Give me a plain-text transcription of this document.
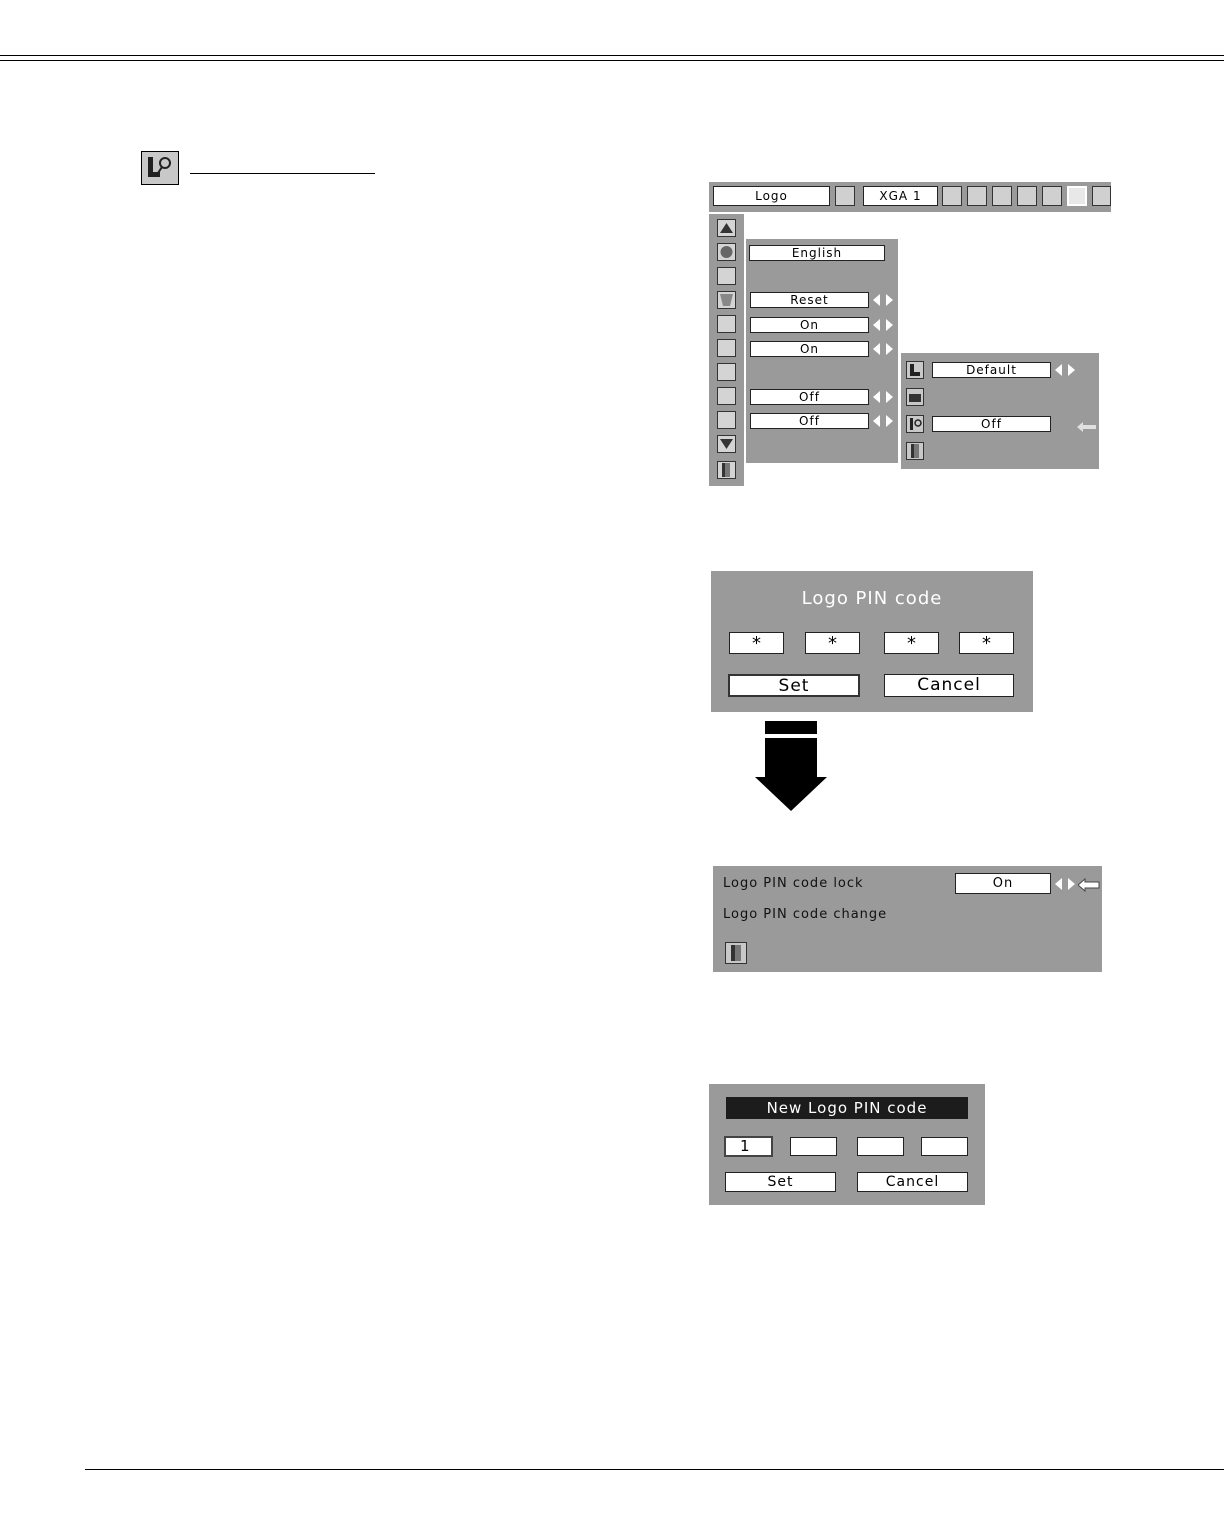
Logo	XGA 1
English
Reset
On
On
Off
Off
Default
Off
Logo PIN code
*	*	*	*
Set	Cancel
Logo PIN code lock	On
Logo PIN code change
New Logo PIN code
1
Set	Cancel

- - - - - - -

**What to produce:** Copy the entries above faithfully and omit every image.

**Answer for the task:**
Give me a plain-text transcription of this document.
Logo	XGA 1
English
Reset
On
On
Off
Off
Default
Off
Logo PIN code
*	*	*	*
Set	Cancel
Logo PIN code lock	On
Logo PIN code change
New Logo PIN code
1
Set	Cancel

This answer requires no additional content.